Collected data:
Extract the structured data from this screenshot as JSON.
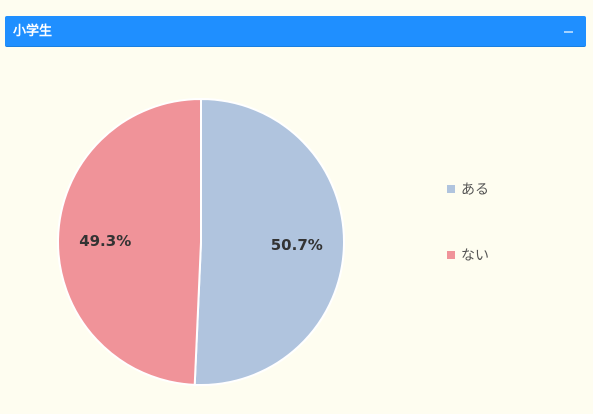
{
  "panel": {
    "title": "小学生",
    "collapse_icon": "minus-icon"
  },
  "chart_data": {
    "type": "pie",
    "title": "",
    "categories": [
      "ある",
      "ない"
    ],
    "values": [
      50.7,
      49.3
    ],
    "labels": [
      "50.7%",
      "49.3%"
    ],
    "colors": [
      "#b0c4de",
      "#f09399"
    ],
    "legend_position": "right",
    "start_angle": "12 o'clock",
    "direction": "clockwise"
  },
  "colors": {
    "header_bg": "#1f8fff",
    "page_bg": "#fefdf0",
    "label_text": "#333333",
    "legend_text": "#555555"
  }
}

### Request
Repeat the entries exactly. Pictures are excluded from the copy.

### Exercise answer
Extract the structured data from this screenshot as JSON.
{
  "panel": {
    "title": "小学生",
    "collapse_icon": "minus-icon"
  },
  "chart_data": {
    "type": "pie",
    "title": "",
    "categories": [
      "ある",
      "ない"
    ],
    "values": [
      50.7,
      49.3
    ],
    "labels": [
      "50.7%",
      "49.3%"
    ],
    "colors": [
      "#b0c4de",
      "#f09399"
    ],
    "legend_position": "right",
    "start_angle": "12 o'clock",
    "direction": "clockwise"
  },
  "colors": {
    "header_bg": "#1f8fff",
    "page_bg": "#fefdf0",
    "label_text": "#333333",
    "legend_text": "#555555"
  }
}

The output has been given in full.